%%

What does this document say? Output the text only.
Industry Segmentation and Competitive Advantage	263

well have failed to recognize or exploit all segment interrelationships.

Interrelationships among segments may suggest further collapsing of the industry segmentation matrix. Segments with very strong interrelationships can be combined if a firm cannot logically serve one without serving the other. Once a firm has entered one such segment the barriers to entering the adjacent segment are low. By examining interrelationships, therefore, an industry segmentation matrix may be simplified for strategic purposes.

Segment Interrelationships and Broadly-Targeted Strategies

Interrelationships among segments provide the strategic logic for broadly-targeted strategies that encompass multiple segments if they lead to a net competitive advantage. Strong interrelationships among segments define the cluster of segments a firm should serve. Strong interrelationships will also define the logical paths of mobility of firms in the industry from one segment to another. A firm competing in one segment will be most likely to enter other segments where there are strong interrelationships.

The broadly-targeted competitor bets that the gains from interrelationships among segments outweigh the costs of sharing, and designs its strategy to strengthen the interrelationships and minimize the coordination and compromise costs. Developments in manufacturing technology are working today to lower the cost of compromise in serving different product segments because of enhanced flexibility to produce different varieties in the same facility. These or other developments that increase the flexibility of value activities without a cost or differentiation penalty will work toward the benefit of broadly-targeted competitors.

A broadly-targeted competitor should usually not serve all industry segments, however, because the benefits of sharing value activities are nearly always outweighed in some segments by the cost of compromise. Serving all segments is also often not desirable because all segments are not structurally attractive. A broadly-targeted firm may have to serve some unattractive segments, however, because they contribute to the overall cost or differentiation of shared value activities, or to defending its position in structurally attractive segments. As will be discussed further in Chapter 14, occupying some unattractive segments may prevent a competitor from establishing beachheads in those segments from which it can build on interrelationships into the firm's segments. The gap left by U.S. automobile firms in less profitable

%%

» **EXERCISE OBJECTIVE**: Copy out each line of the listing that holds "strong".

» **FULL RESPONSE**:
Interrelationships among segments may suggest further collapsing of the industry segmentation matrix. Segments with very strong interrelationships can be combined if a firm cannot logically serve one without serving the other. Once a firm has entered one such segment the barriers to entering the adjacent segment are low. By examining interrelationships, therefore, an industry segmentation matrix may be simplified for strategic purposes.
Interrelationships among segments provide the strategic logic for broadly-targeted strategies that encompass multiple segments if they lead to a net competitive advantage. Strong interrelationships among segments define the cluster of segments a firm should serve. Strong interrelationships will also define the logical paths of mobility of firms in the industry from one segment to another. A firm competing in one segment will be most likely to enter other segments where there are strong interrelationships.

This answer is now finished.